[Stored entries]
•••••
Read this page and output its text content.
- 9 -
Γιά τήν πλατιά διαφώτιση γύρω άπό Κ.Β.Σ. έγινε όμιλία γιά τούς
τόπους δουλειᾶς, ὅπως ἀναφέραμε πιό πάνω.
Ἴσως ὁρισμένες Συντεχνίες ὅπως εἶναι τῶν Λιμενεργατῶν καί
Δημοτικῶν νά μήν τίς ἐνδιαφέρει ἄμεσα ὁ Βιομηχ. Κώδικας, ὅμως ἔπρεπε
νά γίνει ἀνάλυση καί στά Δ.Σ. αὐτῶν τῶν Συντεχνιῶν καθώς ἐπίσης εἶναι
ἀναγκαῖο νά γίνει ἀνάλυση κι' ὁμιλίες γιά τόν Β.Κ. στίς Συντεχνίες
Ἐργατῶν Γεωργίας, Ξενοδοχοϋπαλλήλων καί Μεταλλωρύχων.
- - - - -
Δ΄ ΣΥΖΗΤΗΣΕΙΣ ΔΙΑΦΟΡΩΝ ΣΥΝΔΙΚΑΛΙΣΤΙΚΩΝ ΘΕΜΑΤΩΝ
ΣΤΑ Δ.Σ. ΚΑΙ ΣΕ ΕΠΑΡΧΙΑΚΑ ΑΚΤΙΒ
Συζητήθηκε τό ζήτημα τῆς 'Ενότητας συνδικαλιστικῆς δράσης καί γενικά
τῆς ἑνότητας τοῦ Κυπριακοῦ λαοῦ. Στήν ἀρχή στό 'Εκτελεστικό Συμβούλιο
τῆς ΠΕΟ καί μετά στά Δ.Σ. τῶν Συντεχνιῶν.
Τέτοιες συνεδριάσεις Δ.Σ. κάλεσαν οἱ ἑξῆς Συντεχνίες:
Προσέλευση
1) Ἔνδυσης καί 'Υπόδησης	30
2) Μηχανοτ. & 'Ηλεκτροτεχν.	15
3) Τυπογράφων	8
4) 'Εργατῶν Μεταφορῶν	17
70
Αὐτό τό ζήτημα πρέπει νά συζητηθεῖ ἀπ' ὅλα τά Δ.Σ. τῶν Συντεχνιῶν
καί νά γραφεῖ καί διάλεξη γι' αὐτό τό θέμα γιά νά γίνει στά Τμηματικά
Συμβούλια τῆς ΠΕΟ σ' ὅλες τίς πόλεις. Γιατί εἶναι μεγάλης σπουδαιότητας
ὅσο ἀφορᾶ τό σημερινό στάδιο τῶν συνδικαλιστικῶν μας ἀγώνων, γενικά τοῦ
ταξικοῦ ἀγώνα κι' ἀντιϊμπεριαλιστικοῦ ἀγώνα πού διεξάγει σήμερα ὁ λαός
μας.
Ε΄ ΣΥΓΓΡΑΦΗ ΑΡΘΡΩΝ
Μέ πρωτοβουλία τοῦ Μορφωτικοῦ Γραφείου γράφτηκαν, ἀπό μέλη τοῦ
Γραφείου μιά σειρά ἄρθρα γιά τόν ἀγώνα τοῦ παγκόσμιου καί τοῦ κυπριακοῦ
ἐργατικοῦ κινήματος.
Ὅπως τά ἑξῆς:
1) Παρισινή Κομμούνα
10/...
•••••
WORK REQUIRED:
Where a line of the data holds "ἀνάλυση", show that line.

SOLUTION FOR THIS TASK:
νά γίνει ἀνάλυση καί στά Δ.Σ. αὐτῶν τῶν Συντεχνιῶν καθώς ἐπίσης εἶναι
ἀναγκαῖο νά γίνει ἀνάλυση κι' ὁμιλίες γιά τόν Β.Κ. στίς Συντεχνίες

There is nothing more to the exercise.